WHAT TO DO:
Filter these entries so that only lines with the word "normal" remain.

MATERIALS PROVIDED:
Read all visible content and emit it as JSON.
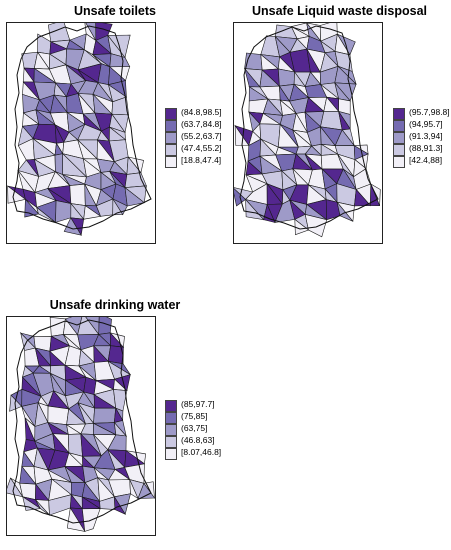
{
  "palette": [
    "#f2f0f7",
    "#cbc9e2",
    "#9e9ac8",
    "#756bb1",
    "#54278f"
  ],
  "panels": [
    {
      "title": "Unsafe toilets",
      "legend": [
        "(84.8,98.5]",
        "(63.7,84.8]",
        "(55.2,63.7]",
        "(47.4,55.2]",
        "[18.8,47.4]"
      ]
    },
    {
      "title": "Unsafe Liquid waste disposal",
      "legend": [
        "(95.7,98.8]",
        "(94,95.7]",
        "(91.3,94]",
        "(88,91.3]",
        "[42.4,88]"
      ]
    },
    {
      "title": "Unsafe drinking water",
      "legend": [
        "(85,97.7]",
        "(75,85]",
        "(63,75]",
        "(46.8,63]",
        "[8.07,46.8]"
      ]
    }
  ]
}
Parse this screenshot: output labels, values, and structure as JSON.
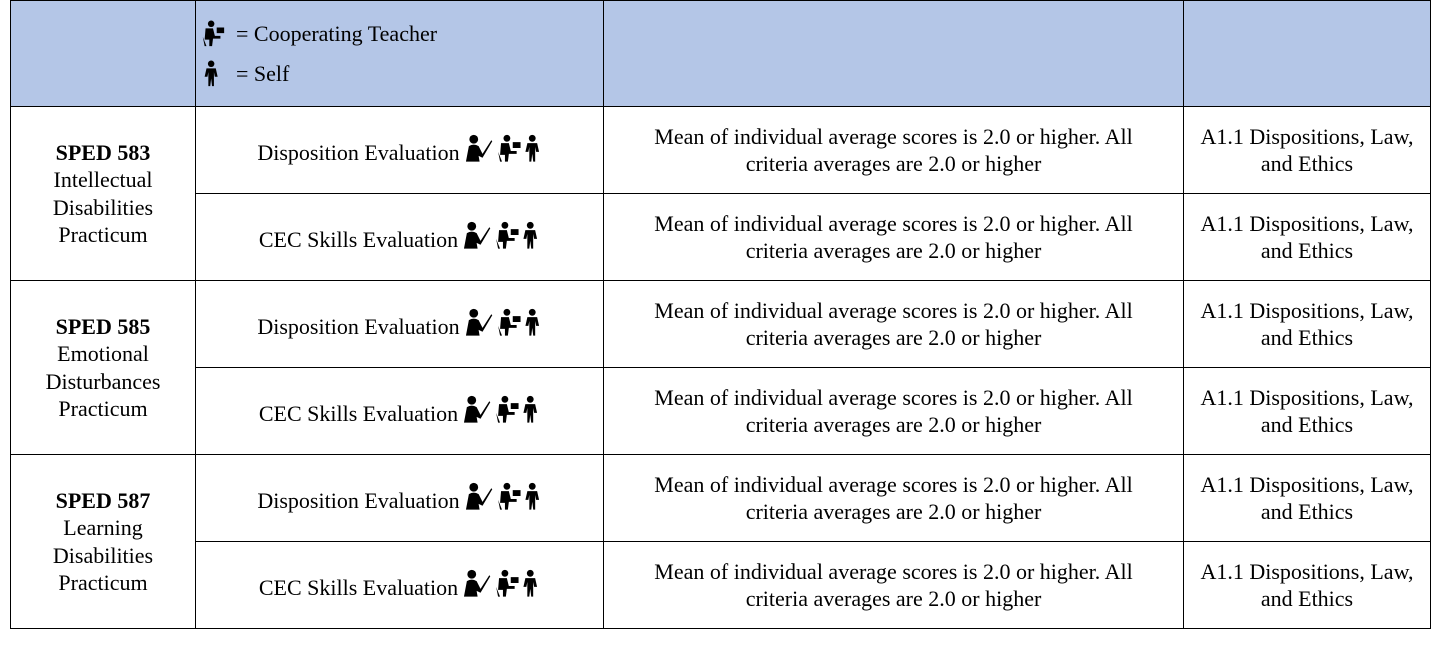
{
  "legend": [
    {
      "label": "= Cooperating Teacher"
    },
    {
      "label": "= Self"
    }
  ],
  "courses": [
    {
      "code": "SPED 583",
      "name": "Intellectual Disabilities Practicum",
      "rows": [
        {
          "assessment": "Disposition Evaluation",
          "criteria": "Mean of individual average scores is 2.0 or higher. All criteria averages are 2.0 or higher",
          "standard": "A1.1 Dispositions, Law, and Ethics"
        },
        {
          "assessment": "CEC Skills Evaluation",
          "criteria": "Mean of individual average scores is 2.0 or higher. All criteria averages are 2.0 or higher",
          "standard": "A1.1 Dispositions, Law, and Ethics"
        }
      ]
    },
    {
      "code": "SPED 585",
      "name": "Emotional Disturbances Practicum",
      "rows": [
        {
          "assessment": "Disposition Evaluation",
          "criteria": "Mean of individual average scores is 2.0 or higher. All criteria averages are 2.0 or higher",
          "standard": "A1.1 Dispositions, Law, and Ethics"
        },
        {
          "assessment": "CEC Skills Evaluation",
          "criteria": "Mean of individual average scores is 2.0 or higher. All criteria averages are 2.0 or higher",
          "standard": "A1.1 Dispositions, Law, and Ethics"
        }
      ]
    },
    {
      "code": "SPED 587",
      "name": "Learning Disabilities Practicum",
      "rows": [
        {
          "assessment": "Disposition Evaluation",
          "criteria": "Mean of individual average scores is 2.0 or higher. All criteria averages are 2.0 or higher",
          "standard": "A1.1 Dispositions, Law, and Ethics"
        },
        {
          "assessment": "CEC Skills Evaluation",
          "criteria": "Mean of individual average scores is 2.0 or higher. All criteria averages are 2.0 or higher",
          "standard": "A1.1 Dispositions, Law, and Ethics"
        }
      ]
    }
  ]
}
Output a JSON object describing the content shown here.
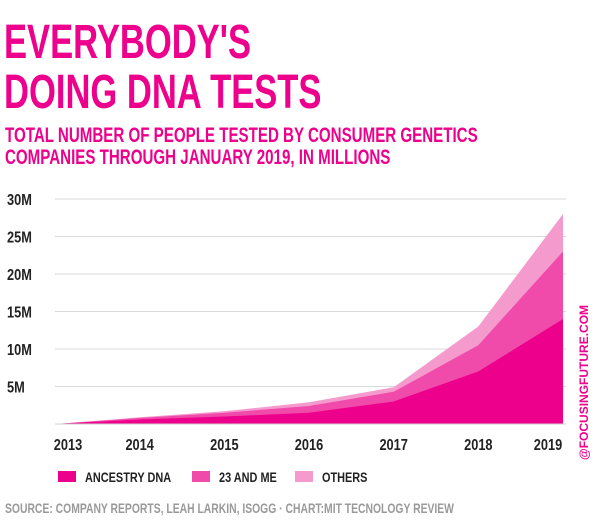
{
  "header": {
    "title_line1": "EVERYBODY'S",
    "title_line2": "DOING DNA TESTS",
    "subtitle_line1": "TOTAL NUMBER OF PEOPLE TESTED BY CONSUMER GENETICS",
    "subtitle_line2": "COMPANIES THROUGH JANUARY 2019, IN MILLIONS"
  },
  "source": "SOURCE: COMPANY REPORTS, LEAH LARKIN, ISOGG · CHART:MIT TECNOLOGY REVIEW",
  "watermark": "@FOCUSINGFUTURE.COM",
  "chart_data": {
    "type": "area",
    "stacked": true,
    "title": "",
    "xlabel": "",
    "ylabel": "",
    "x": [
      "2013",
      "2014",
      "2015",
      "2016",
      "2017",
      "2018",
      "2019"
    ],
    "y_ticks": [
      "5M",
      "10M",
      "15M",
      "20M",
      "25M",
      "30M"
    ],
    "ylim": [
      0,
      30
    ],
    "grid": true,
    "legend_position": "bottom-left",
    "series": [
      {
        "name": "ANCESTRY DNA",
        "color": "#ec008c",
        "values": [
          0,
          0.6,
          1.0,
          1.5,
          3.0,
          7.0,
          14.0
        ]
      },
      {
        "name": "23 AND ME",
        "color": "#f04aaa",
        "values": [
          0,
          0.2,
          0.5,
          0.9,
          1.3,
          3.5,
          9.0
        ]
      },
      {
        "name": "OTHERS",
        "color": "#f59acd",
        "values": [
          0,
          0.1,
          0.2,
          0.5,
          0.6,
          2.5,
          5.0
        ]
      }
    ]
  }
}
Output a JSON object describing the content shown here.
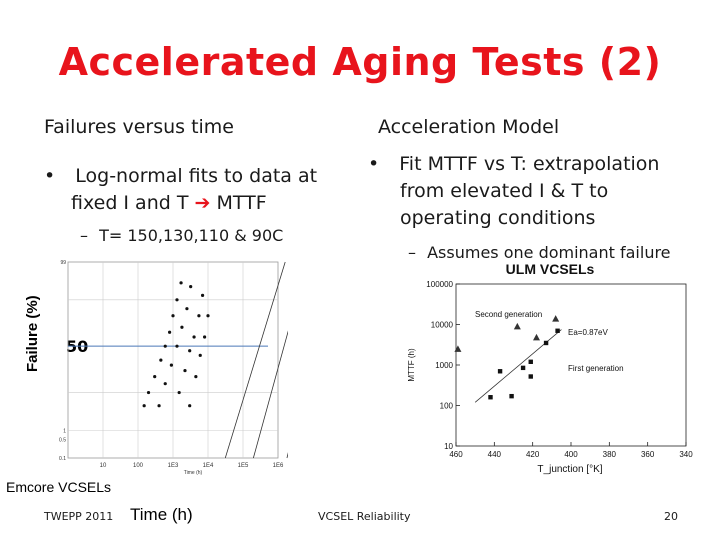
{
  "slide": {
    "title": "Accelerated Aging Tests (2)",
    "left_heading": "Failures versus time",
    "left_bullet_pre": "Log-normal fits to data at",
    "left_bullet_line2_pre": "fixed I and T",
    "left_bullet_line2_post": "MTTF",
    "left_sub": "T= 150,130,110 & 90C",
    "right_heading": "Acceleration Model",
    "right_bullet_line1": "Fit MTTF vs T: extrapolation",
    "right_bullet_line2": "from elevated I & T to",
    "right_bullet_line3": "operating conditions",
    "right_sub": "Assumes one dominant failure",
    "y_label": "Failure (%)",
    "fifty_label": "50",
    "x_label": "Time (h)",
    "left_caption": "Emcore VCSELs",
    "footer_left": "TWEPP 2011",
    "footer_center": "VCSEL Reliability",
    "footer_page": "20",
    "colors": {
      "title": "#e8141c",
      "arrow": "#e8141c",
      "fifty_line": "#4a78b8",
      "text": "#1a1a1a"
    }
  },
  "chart_data": [
    {
      "type": "scatter",
      "title": "",
      "xlabel": "Time (h)",
      "ylabel": "Failure (%)",
      "x_scale": "log",
      "y_scale": "log-normal probability",
      "xlim": [
        1,
        1000000
      ],
      "x_ticks": [
        "10",
        "100",
        "1E3",
        "1E4",
        "1E5",
        "1E6"
      ],
      "x_ticks_axis": "Time (h)",
      "y_ticks": [
        "99",
        "1",
        "0.5",
        "0.1"
      ],
      "annotation": "50",
      "series": [
        {
          "temperature_c": 150,
          "x": [
            150,
            200,
            300,
            450,
            600,
            800,
            1000,
            1300,
            1700
          ],
          "y": [
            5,
            10,
            20,
            35,
            50,
            65,
            80,
            90,
            96
          ]
        },
        {
          "temperature_c": 130,
          "x": [
            400,
            600,
            900,
            1300,
            1800,
            2500,
            3200
          ],
          "y": [
            5,
            15,
            30,
            50,
            70,
            85,
            95
          ]
        },
        {
          "temperature_c": 110,
          "x": [
            1500,
            2200,
            3000,
            4000,
            5500,
            7000
          ],
          "y": [
            10,
            25,
            45,
            60,
            80,
            92
          ]
        },
        {
          "temperature_c": 90,
          "x": [
            3000,
            4500,
            6000,
            8000,
            10000
          ],
          "y": [
            5,
            20,
            40,
            60,
            80
          ]
        }
      ],
      "grid": true
    },
    {
      "type": "scatter",
      "title": "ULM VCSELs",
      "xlabel": "T_junction [°K]",
      "ylabel": "MTTF (h)",
      "y_scale": "log",
      "xlim": [
        460,
        340
      ],
      "ylim": [
        10,
        100000
      ],
      "x_ticks": [
        "460",
        "440",
        "420",
        "400",
        "380",
        "360",
        "340"
      ],
      "y_ticks": [
        "100000",
        "10000",
        "1000",
        "100",
        "10"
      ],
      "annotations": [
        "Second generation",
        "First generation",
        "Ea=0.87eV"
      ],
      "series": [
        {
          "name": "Second generation",
          "marker": "triangle",
          "x": [
            459,
            428,
            418,
            408
          ],
          "y": [
            2500,
            9000,
            4800,
            14000
          ]
        },
        {
          "name": "First generation",
          "marker": "square",
          "x": [
            442,
            437,
            431,
            425,
            421,
            421,
            413,
            407
          ],
          "y": [
            160,
            700,
            170,
            850,
            520,
            1200,
            3500,
            7000
          ]
        }
      ],
      "fit_line": {
        "label": "Ea=0.87eV",
        "x": [
          450,
          405
        ],
        "y": [
          120,
          7500
        ]
      },
      "grid": true
    }
  ]
}
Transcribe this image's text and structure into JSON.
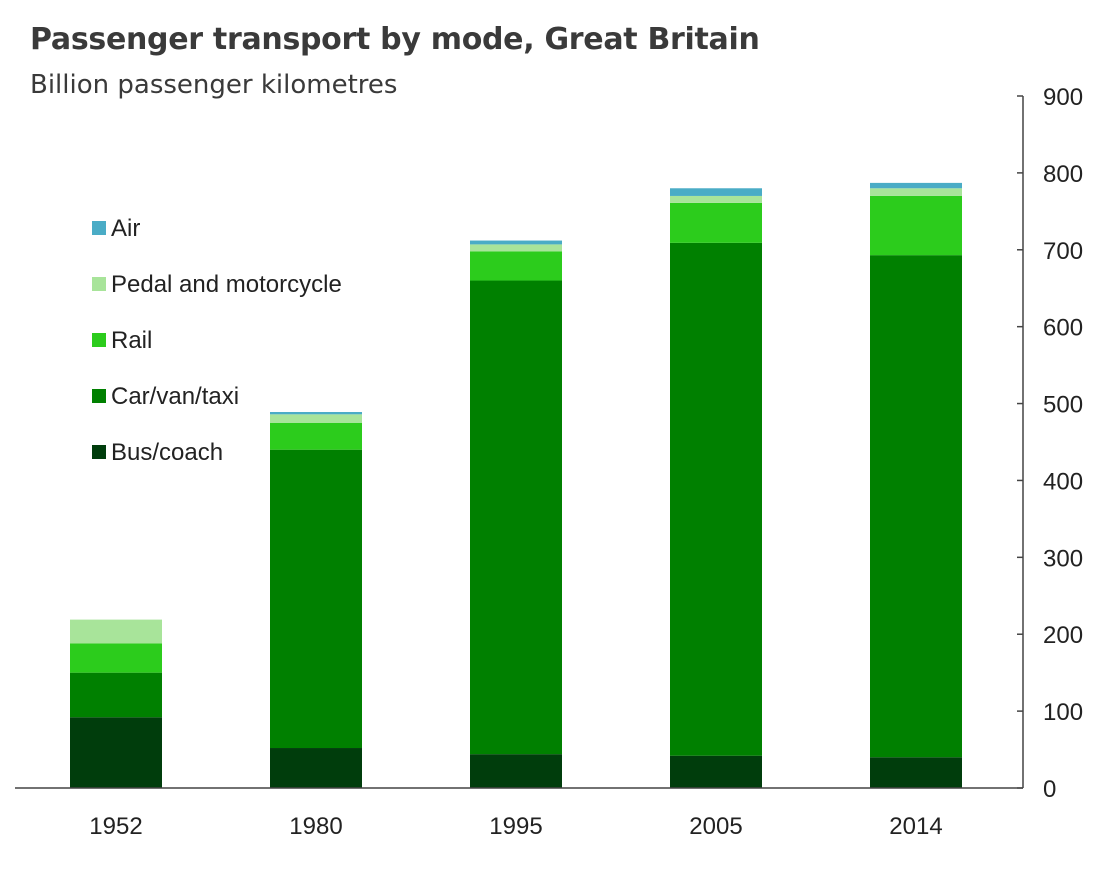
{
  "chart_data": {
    "type": "bar",
    "stacked": true,
    "title": "Passenger transport by mode, Great Britain",
    "subtitle": "Billion passenger kilometres",
    "categories": [
      "1952",
      "1980",
      "1995",
      "2005",
      "2014"
    ],
    "series": [
      {
        "name": "Bus/coach",
        "color": "#003d0c",
        "values": [
          92,
          52,
          44,
          42,
          40
        ]
      },
      {
        "name": "Car/van/taxi",
        "color": "#008000",
        "values": [
          58,
          388,
          616,
          667,
          653
        ]
      },
      {
        "name": "Rail",
        "color": "#2ccc1c",
        "values": [
          38,
          35,
          38,
          52,
          77
        ]
      },
      {
        "name": "Pedal and motorcycle",
        "color": "#a8e49a",
        "values": [
          31,
          11,
          9,
          9,
          10
        ]
      },
      {
        "name": "Air",
        "color": "#4aacc6",
        "values": [
          0,
          3,
          5,
          10,
          7
        ]
      }
    ],
    "legend_order": [
      "Air",
      "Pedal and motorcycle",
      "Rail",
      "Car/van/taxi",
      "Bus/coach"
    ],
    "yaxis": {
      "position": "right",
      "ticks": [
        "0",
        "100",
        "200",
        "300",
        "400",
        "500",
        "600",
        "700",
        "800",
        "900"
      ]
    },
    "ylim": [
      0,
      900
    ],
    "xlabel": "",
    "ylabel": "",
    "grid": false,
    "legend_position": "top-left"
  }
}
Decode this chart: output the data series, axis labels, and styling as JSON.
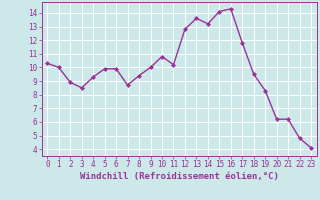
{
  "x": [
    0,
    1,
    2,
    3,
    4,
    5,
    6,
    7,
    8,
    9,
    10,
    11,
    12,
    13,
    14,
    15,
    16,
    17,
    18,
    19,
    20,
    21,
    22,
    23
  ],
  "y": [
    10.3,
    10.0,
    8.9,
    8.5,
    9.3,
    9.9,
    9.9,
    8.7,
    9.4,
    10.0,
    10.8,
    10.2,
    12.8,
    13.6,
    13.2,
    14.1,
    14.3,
    11.8,
    9.5,
    8.3,
    6.2,
    6.2,
    4.8,
    4.1
  ],
  "line_color": "#993399",
  "marker": "D",
  "marker_size": 2.0,
  "linewidth": 1.0,
  "bg_color": "#cce8e8",
  "grid_color": "#b0d8d8",
  "xlabel": "Windchill (Refroidissement éolien,°C)",
  "ylim": [
    3.5,
    14.8
  ],
  "xlim": [
    -0.5,
    23.5
  ],
  "yticks": [
    4,
    5,
    6,
    7,
    8,
    9,
    10,
    11,
    12,
    13,
    14
  ],
  "xticks": [
    0,
    1,
    2,
    3,
    4,
    5,
    6,
    7,
    8,
    9,
    10,
    11,
    12,
    13,
    14,
    15,
    16,
    17,
    18,
    19,
    20,
    21,
    22,
    23
  ],
  "xlabel_fontsize": 6.5,
  "tick_fontsize": 5.5,
  "label_color": "#993399",
  "tick_color": "#993399",
  "spine_color": "#993399",
  "grid_white_color": "#c8e6e6"
}
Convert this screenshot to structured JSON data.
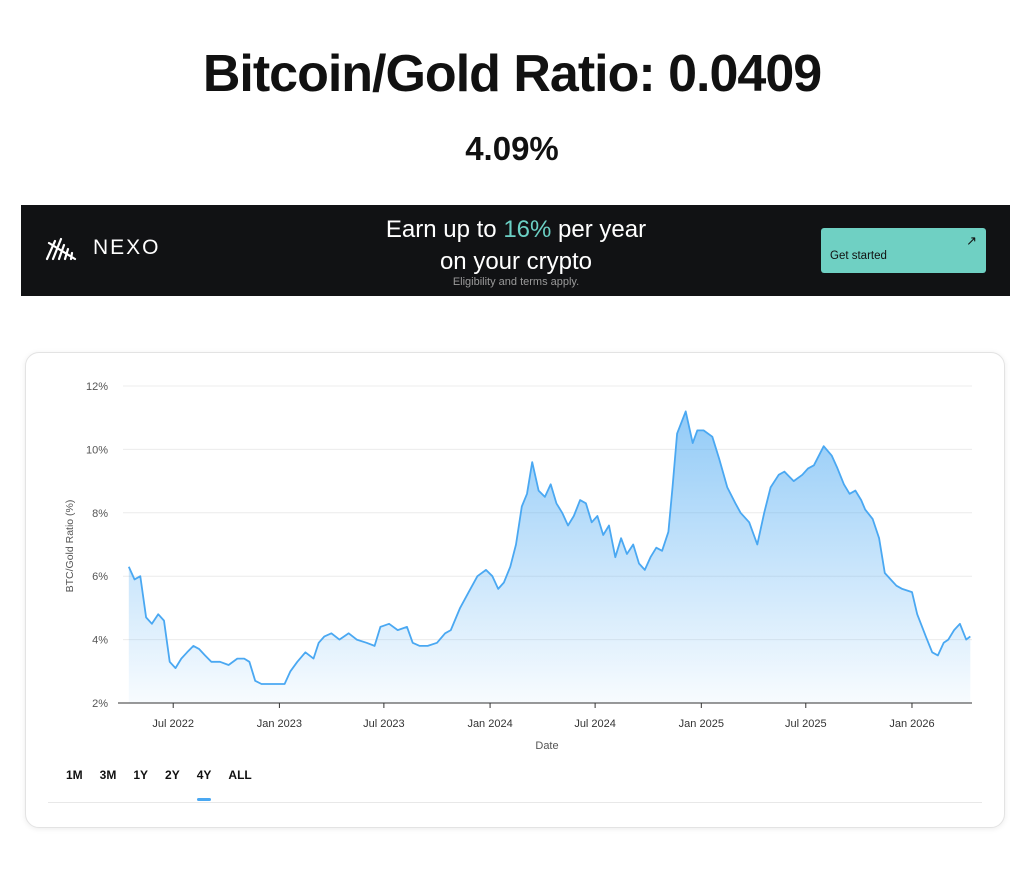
{
  "header": {
    "title": "Bitcoin/Gold Ratio: 0.0409",
    "subtitle": "4.09%"
  },
  "ad": {
    "logo_text": "NEXO",
    "headline_pre": "Earn up to ",
    "headline_highlight": "16%",
    "headline_post": " per year",
    "headline_line2": "on your crypto",
    "fineprint": "Eligibility and terms apply.",
    "cta_label": "Get started",
    "cta_icon": "arrow-up-right-icon",
    "accent_color": "#6fd0c3"
  },
  "range_tabs": {
    "items": [
      "1M",
      "3M",
      "1Y",
      "2Y",
      "4Y",
      "ALL"
    ],
    "active": "4Y",
    "active_color": "#4aa8f2"
  },
  "chart_data": {
    "type": "area",
    "title": "",
    "xlabel": "Date",
    "ylabel": "BTC/Gold Ratio (%)",
    "ylim": [
      2,
      12
    ],
    "yticks": [
      "2%",
      "4%",
      "6%",
      "8%",
      "10%",
      "12%"
    ],
    "xlim": [
      "2022-04-05",
      "2026-04-15"
    ],
    "xticks": [
      {
        "date": "2022-07-01",
        "label": "Jul 2022"
      },
      {
        "date": "2023-01-01",
        "label": "Jan 2023"
      },
      {
        "date": "2023-07-01",
        "label": "Jul 2023"
      },
      {
        "date": "2024-01-01",
        "label": "Jan 2024"
      },
      {
        "date": "2024-07-01",
        "label": "Jul 2024"
      },
      {
        "date": "2025-01-01",
        "label": "Jan 2025"
      },
      {
        "date": "2025-07-01",
        "label": "Jul 2025"
      },
      {
        "date": "2026-01-01",
        "label": "Jan 2026"
      }
    ],
    "grid": true,
    "line_color": "#4aa8f2",
    "series": [
      {
        "x": [
          "2022-04-15",
          "2022-04-25",
          "2022-05-05",
          "2022-05-15",
          "2022-05-25",
          "2022-06-05",
          "2022-06-15",
          "2022-06-25",
          "2022-07-05",
          "2022-07-15",
          "2022-07-25",
          "2022-08-05",
          "2022-08-15",
          "2022-08-25",
          "2022-09-05",
          "2022-09-20",
          "2022-10-05",
          "2022-10-20",
          "2022-11-01",
          "2022-11-10",
          "2022-11-20",
          "2022-12-01",
          "2022-12-15",
          "2023-01-01",
          "2023-01-10",
          "2023-01-20",
          "2023-02-01",
          "2023-02-15",
          "2023-03-01",
          "2023-03-10",
          "2023-03-20",
          "2023-04-01",
          "2023-04-15",
          "2023-05-01",
          "2023-05-15",
          "2023-06-01",
          "2023-06-15",
          "2023-06-25",
          "2023-07-10",
          "2023-07-25",
          "2023-08-10",
          "2023-08-20",
          "2023-09-01",
          "2023-09-15",
          "2023-10-01",
          "2023-10-15",
          "2023-10-25",
          "2023-11-10",
          "2023-11-25",
          "2023-12-10",
          "2023-12-25",
          "2024-01-05",
          "2024-01-15",
          "2024-01-25",
          "2024-02-05",
          "2024-02-15",
          "2024-02-25",
          "2024-03-05",
          "2024-03-14",
          "2024-03-25",
          "2024-04-05",
          "2024-04-15",
          "2024-04-25",
          "2024-05-05",
          "2024-05-15",
          "2024-05-25",
          "2024-06-05",
          "2024-06-15",
          "2024-06-25",
          "2024-07-05",
          "2024-07-15",
          "2024-07-25",
          "2024-08-05",
          "2024-08-15",
          "2024-08-25",
          "2024-09-05",
          "2024-09-15",
          "2024-09-25",
          "2024-10-05",
          "2024-10-15",
          "2024-10-25",
          "2024-11-05",
          "2024-11-12",
          "2024-11-20",
          "2024-12-05",
          "2024-12-17",
          "2024-12-25",
          "2025-01-05",
          "2025-01-20",
          "2025-02-01",
          "2025-02-15",
          "2025-03-01",
          "2025-03-10",
          "2025-03-25",
          "2025-04-08",
          "2025-04-20",
          "2025-05-01",
          "2025-05-15",
          "2025-05-25",
          "2025-06-10",
          "2025-06-25",
          "2025-07-05",
          "2025-07-15",
          "2025-08-01",
          "2025-08-15",
          "2025-08-25",
          "2025-09-05",
          "2025-09-15",
          "2025-09-25",
          "2025-10-05",
          "2025-10-12",
          "2025-10-25",
          "2025-11-05",
          "2025-11-15",
          "2025-11-25",
          "2025-12-05",
          "2025-12-15",
          "2026-01-01",
          "2026-01-10",
          "2026-01-25",
          "2026-02-05",
          "2026-02-15",
          "2026-02-25",
          "2026-03-05",
          "2026-03-15",
          "2026-03-25",
          "2026-04-05",
          "2026-04-12"
        ],
        "y": [
          6.3,
          5.9,
          6.0,
          4.7,
          4.5,
          4.8,
          4.6,
          3.3,
          3.1,
          3.4,
          3.6,
          3.8,
          3.7,
          3.5,
          3.3,
          3.3,
          3.2,
          3.4,
          3.4,
          3.3,
          2.7,
          2.6,
          2.6,
          2.6,
          2.6,
          3.0,
          3.3,
          3.6,
          3.4,
          3.9,
          4.1,
          4.2,
          4.0,
          4.2,
          4.0,
          3.9,
          3.8,
          4.4,
          4.5,
          4.3,
          4.4,
          3.9,
          3.8,
          3.8,
          3.9,
          4.2,
          4.3,
          5.0,
          5.5,
          6.0,
          6.2,
          6.0,
          5.6,
          5.8,
          6.3,
          7.0,
          8.2,
          8.6,
          9.6,
          8.7,
          8.5,
          8.9,
          8.3,
          8.0,
          7.6,
          7.9,
          8.4,
          8.3,
          7.7,
          7.9,
          7.3,
          7.6,
          6.6,
          7.2,
          6.7,
          7.0,
          6.4,
          6.2,
          6.6,
          6.9,
          6.8,
          7.4,
          8.8,
          10.5,
          11.2,
          10.2,
          10.6,
          10.6,
          10.4,
          9.7,
          8.8,
          8.3,
          8.0,
          7.7,
          7.0,
          8.0,
          8.8,
          9.2,
          9.3,
          9.0,
          9.2,
          9.4,
          9.5,
          10.1,
          9.8,
          9.4,
          8.9,
          8.6,
          8.7,
          8.4,
          8.1,
          7.8,
          7.2,
          6.1,
          5.9,
          5.7,
          5.6,
          5.5,
          4.8,
          4.1,
          3.6,
          3.5,
          3.9,
          4.0,
          4.3,
          4.5,
          4.0,
          4.1
        ]
      }
    ]
  }
}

SOLUTION TO THIS EXERCISE:
    "left_bullet_pre": "Log-normal fits to data at",
      "y_scale": "log-normal probability",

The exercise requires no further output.